### [YOUR INSTRUCTIONS]
Scan the data below and report how many lines include the word "JSON". Nothing else is wanted.
----- GIVEN RECORDS -----
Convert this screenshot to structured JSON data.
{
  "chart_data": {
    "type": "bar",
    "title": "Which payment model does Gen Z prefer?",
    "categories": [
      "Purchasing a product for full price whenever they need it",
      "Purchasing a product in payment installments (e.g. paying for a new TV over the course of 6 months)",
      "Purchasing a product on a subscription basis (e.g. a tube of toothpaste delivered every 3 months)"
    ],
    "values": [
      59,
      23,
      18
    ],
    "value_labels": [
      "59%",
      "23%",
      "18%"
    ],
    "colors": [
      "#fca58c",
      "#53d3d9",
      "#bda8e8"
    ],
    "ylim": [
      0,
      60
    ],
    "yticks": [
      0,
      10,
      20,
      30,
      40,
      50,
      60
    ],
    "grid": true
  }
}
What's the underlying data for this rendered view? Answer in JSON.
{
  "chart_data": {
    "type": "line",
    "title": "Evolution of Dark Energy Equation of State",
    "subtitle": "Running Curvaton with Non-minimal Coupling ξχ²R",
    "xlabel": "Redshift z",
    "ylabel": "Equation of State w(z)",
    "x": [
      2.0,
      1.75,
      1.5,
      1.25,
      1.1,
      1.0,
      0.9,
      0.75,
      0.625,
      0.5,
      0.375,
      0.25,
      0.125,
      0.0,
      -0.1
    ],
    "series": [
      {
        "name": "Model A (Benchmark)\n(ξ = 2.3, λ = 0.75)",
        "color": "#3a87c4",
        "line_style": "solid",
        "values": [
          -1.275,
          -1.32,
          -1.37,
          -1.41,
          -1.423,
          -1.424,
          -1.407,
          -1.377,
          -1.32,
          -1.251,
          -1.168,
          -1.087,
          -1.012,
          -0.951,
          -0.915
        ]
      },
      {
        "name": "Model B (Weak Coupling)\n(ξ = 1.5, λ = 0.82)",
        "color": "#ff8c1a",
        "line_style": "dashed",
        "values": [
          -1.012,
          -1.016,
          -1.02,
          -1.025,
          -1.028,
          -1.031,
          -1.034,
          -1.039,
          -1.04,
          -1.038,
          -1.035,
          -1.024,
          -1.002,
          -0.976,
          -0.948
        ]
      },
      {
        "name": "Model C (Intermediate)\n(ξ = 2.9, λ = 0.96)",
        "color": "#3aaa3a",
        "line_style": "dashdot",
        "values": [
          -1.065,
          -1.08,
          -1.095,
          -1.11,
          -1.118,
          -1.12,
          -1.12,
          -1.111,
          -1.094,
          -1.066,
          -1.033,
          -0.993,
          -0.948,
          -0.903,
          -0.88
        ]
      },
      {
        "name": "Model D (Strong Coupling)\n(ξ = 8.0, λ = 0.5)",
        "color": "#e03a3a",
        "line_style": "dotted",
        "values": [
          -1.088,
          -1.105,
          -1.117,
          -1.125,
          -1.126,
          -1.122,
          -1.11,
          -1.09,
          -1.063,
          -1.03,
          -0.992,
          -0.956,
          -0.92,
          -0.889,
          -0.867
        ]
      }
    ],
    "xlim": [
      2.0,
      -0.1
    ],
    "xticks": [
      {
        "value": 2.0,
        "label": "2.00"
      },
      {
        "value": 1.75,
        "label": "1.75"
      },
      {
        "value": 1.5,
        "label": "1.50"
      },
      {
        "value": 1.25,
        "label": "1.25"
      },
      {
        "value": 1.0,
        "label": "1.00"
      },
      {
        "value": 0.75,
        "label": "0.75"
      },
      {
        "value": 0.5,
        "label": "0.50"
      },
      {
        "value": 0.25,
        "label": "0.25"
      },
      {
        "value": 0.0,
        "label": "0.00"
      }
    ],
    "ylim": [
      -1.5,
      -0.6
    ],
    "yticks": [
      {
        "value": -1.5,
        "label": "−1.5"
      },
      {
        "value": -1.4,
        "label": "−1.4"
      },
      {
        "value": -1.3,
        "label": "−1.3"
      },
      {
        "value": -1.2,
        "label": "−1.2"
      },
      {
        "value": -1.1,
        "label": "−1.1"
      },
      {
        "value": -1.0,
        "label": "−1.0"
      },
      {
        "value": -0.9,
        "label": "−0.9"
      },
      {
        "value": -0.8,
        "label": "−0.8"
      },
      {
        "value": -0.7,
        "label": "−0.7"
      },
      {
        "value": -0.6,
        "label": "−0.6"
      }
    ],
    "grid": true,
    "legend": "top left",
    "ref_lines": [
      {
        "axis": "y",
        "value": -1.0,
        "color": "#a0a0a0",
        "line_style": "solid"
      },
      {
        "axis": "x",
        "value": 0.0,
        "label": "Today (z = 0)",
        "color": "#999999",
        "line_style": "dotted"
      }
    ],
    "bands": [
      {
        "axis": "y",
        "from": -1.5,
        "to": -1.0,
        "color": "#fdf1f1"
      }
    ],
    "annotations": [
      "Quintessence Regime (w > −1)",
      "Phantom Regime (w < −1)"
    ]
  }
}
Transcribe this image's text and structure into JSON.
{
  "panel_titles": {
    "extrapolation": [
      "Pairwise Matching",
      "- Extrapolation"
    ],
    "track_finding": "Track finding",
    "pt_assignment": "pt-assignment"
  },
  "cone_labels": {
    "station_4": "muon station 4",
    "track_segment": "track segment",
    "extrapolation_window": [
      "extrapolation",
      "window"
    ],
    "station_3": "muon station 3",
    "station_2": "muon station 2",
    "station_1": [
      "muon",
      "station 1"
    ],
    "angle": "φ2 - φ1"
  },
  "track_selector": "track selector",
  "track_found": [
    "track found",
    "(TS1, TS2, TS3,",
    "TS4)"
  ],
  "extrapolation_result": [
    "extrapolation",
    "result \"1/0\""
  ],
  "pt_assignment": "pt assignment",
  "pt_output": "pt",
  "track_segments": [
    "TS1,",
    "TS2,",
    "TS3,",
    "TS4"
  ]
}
-----
### [EXERCISE RESPONSE]
3